NOTE 4 — Acquisitions and Dispositions
Property Exchange — 2007
On March 9, 2007, we completed a non-cash producing property exchange with Questar Exploration and Production Company. The properties exchanged had an agreed upon fair value of approximately $11.5 million as of the January 1, 2007 effective date of the exchange. In connection with the exchange transaction, we transferred to Questar 58 producing wells with an average working interest of 16% and net proved reserves of 4.6 Bcfe as of January 1, 2007, covering approximately 15,600 gross (4,000 net) developed and undeveloped acres located in primarily the Wilburton and South Panola Fields of Latimer County, Oklahoma. Questar transferred to us 31 producing wells with an average working interest of 83% and net proved reserves of 10.4 Bcfe as of January 1, 2007, covering approximately 4,100 gross (3,400 net) developed and undeveloped acres primarily located in the Willow Springs Field of Gregg County, Texas where we have existing operations. In accordance with full cost accounting, no book gain or loss was recognized on the exchange transaction.

» **TASKS TO PERFORM**
a) List the oil and gas fields named in the note on the 2007 property exchange.
b) Reproduce, character for character, the part of the listing below that opens with its first line and closes with the line containing "radio-label-other-bits: other bits: [28, 90, 74, 102]", including both of those lines.

» **RECORDS FOR THE TASK**
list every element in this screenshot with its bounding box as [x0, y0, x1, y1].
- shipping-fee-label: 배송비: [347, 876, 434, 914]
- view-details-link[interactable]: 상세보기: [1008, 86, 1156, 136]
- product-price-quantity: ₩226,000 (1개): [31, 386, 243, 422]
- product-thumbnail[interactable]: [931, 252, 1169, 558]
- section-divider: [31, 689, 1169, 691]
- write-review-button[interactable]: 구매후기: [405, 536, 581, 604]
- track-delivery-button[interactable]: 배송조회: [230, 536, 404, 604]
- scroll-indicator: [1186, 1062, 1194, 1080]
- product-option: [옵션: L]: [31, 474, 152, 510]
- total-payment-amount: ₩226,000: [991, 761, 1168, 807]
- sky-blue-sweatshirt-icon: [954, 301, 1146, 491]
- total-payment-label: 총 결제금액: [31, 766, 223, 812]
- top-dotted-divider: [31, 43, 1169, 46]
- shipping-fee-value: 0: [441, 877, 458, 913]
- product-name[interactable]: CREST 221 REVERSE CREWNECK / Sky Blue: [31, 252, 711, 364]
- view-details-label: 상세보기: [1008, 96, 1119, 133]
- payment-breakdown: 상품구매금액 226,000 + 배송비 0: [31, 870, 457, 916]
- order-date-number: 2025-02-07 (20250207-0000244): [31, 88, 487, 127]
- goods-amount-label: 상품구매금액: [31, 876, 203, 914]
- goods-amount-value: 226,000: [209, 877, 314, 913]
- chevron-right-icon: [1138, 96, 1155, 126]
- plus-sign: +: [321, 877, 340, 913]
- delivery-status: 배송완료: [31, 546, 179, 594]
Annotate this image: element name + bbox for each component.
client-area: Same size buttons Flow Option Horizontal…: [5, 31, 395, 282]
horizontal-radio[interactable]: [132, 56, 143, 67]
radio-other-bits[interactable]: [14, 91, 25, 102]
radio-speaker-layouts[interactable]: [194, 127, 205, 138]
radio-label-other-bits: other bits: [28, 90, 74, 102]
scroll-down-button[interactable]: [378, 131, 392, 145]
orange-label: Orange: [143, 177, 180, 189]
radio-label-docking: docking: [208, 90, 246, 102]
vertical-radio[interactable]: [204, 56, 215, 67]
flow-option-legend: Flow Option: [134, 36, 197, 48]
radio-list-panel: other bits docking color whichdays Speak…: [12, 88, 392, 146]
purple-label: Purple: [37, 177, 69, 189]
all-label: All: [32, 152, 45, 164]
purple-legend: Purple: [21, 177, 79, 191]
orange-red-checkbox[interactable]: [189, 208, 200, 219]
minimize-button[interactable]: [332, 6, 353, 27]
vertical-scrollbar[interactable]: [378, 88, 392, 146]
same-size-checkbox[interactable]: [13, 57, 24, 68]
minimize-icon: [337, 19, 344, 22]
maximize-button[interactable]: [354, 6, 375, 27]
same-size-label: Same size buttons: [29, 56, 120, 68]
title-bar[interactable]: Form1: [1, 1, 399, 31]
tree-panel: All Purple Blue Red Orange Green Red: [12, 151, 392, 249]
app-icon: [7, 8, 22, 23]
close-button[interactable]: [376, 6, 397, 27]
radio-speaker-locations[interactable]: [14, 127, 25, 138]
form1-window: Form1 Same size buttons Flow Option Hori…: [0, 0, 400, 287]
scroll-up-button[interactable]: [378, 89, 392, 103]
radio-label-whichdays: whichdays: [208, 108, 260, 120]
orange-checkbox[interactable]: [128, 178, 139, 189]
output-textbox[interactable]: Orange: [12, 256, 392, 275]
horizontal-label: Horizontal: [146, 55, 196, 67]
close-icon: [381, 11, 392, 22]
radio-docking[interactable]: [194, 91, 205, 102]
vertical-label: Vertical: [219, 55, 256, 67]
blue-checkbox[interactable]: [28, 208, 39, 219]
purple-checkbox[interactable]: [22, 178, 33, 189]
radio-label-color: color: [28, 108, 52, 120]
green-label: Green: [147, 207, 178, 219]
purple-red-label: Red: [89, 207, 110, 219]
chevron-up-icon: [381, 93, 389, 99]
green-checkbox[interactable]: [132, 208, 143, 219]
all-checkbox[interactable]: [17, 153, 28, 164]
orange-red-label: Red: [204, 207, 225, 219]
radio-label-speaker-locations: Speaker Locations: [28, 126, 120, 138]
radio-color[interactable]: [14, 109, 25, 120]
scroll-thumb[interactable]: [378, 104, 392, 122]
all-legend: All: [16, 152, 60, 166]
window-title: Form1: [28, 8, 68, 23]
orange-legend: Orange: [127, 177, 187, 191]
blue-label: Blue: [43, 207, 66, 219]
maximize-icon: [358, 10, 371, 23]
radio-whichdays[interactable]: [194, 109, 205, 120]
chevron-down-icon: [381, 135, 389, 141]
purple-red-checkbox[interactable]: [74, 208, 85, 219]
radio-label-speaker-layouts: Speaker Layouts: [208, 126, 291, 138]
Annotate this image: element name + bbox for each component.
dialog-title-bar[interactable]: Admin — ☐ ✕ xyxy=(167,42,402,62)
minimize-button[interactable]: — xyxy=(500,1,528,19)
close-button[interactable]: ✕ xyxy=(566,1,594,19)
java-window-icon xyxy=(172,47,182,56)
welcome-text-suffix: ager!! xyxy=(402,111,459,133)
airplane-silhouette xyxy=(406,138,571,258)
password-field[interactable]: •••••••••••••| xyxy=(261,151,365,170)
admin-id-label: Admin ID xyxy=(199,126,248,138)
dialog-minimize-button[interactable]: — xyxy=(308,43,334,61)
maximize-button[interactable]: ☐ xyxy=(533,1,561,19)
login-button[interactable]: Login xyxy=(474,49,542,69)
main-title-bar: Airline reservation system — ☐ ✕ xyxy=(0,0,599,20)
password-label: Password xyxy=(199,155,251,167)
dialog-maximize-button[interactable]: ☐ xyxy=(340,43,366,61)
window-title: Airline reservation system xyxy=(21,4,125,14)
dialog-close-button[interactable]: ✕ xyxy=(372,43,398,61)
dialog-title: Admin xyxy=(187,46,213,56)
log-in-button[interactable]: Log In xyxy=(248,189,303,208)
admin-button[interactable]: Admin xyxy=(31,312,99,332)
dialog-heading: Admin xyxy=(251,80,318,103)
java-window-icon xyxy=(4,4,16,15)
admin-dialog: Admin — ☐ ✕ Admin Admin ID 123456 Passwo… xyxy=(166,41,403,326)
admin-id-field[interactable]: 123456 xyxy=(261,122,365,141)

» **LIST OF SOLUTIONS**
a)
Wilburton Field
South Panola Field
Willow Springs Field

b)
list every element in this screenshot with its bounding box as [x0, y0, x1, y1].
- shipping-fee-label: 배송비: [347, 876, 434, 914]
- view-details-link[interactable]: 상세보기: [1008, 86, 1156, 136]
- product-price-quantity: ₩226,000 (1개): [31, 386, 243, 422]
- product-thumbnail[interactable]: [931, 252, 1169, 558]
- section-divider: [31, 689, 1169, 691]
- write-review-button[interactable]: 구매후기: [405, 536, 581, 604]
- track-delivery-button[interactable]: 배송조회: [230, 536, 404, 604]
- scroll-indicator: [1186, 1062, 1194, 1080]
- product-option: [옵션: L]: [31, 474, 152, 510]
- total-payment-amount: ₩226,000: [991, 761, 1168, 807]
- sky-blue-sweatshirt-icon: [954, 301, 1146, 491]
- total-payment-label: 총 결제금액: [31, 766, 223, 812]
- top-dotted-divider: [31, 43, 1169, 46]
- shipping-fee-value: 0: [441, 877, 458, 913]
- product-name[interactable]: CREST 221 REVERSE CREWNECK / Sky Blue: [31, 252, 711, 364]
- view-details-label: 상세보기: [1008, 96, 1119, 133]
- payment-breakdown: 상품구매금액 226,000 + 배송비 0: [31, 870, 457, 916]
- order-date-number: 2025-02-07 (20250207-0000244): [31, 88, 487, 127]
- goods-amount-label: 상품구매금액: [31, 876, 203, 914]
- goods-amount-value: 226,000: [209, 877, 314, 913]
- chevron-right-icon: [1138, 96, 1155, 126]
- plus-sign: +: [321, 877, 340, 913]
- delivery-status: 배송완료: [31, 546, 179, 594]
Annotate this image: element name + bbox for each component.
client-area: Same size buttons Flow Option Horizontal…: [5, 31, 395, 282]
horizontal-radio[interactable]: [132, 56, 143, 67]
radio-other-bits[interactable]: [14, 91, 25, 102]
radio-speaker-layouts[interactable]: [194, 127, 205, 138]
radio-label-other-bits: other bits: [28, 90, 74, 102]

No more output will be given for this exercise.